─── Listed entries

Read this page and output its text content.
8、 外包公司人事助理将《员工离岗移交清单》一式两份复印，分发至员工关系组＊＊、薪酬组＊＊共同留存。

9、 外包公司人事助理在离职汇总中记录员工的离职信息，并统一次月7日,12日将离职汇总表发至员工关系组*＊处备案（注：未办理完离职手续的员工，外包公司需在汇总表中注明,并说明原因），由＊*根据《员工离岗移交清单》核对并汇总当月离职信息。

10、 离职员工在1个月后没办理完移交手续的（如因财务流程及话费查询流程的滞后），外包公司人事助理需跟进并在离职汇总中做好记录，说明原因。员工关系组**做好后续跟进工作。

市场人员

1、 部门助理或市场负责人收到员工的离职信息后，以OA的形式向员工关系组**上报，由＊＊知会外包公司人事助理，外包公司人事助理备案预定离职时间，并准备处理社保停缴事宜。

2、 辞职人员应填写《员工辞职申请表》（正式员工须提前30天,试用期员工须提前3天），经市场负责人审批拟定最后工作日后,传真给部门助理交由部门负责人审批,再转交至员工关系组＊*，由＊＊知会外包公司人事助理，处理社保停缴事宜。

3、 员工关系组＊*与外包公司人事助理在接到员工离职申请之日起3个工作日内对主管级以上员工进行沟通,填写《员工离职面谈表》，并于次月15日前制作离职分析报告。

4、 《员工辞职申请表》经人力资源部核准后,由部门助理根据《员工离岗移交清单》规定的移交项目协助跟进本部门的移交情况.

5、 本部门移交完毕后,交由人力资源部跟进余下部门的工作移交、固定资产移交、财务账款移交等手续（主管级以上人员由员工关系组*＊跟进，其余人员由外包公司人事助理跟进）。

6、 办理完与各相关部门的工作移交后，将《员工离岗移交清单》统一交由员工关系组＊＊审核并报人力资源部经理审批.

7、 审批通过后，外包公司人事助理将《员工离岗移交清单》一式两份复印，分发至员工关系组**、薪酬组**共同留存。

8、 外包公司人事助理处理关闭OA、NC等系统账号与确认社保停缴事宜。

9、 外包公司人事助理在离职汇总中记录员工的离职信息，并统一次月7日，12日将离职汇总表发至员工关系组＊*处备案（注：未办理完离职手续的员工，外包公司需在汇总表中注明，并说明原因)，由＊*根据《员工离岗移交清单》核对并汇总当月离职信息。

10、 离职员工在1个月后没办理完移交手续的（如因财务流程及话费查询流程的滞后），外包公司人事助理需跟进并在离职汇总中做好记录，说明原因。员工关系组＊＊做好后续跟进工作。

──────

- Problem statement
Scan the data above; copy every line where "外包公司人事助理需跟进并在离职汇总中做好记录" appears.

- Solution to this exercise
10、 离职员工在1个月后没办理完移交手续的（如因财务流程及话费查询流程的滞后），外包公司人事助理需跟进并在离职汇总中做好记录，说明原因。员工关系组**做好后续跟进工作。
10、 离职员工在1个月后没办理完移交手续的（如因财务流程及话费查询流程的滞后），外包公司人事助理需跟进并在离职汇总中做好记录，说明原因。员工关系组＊＊做好后续跟进工作。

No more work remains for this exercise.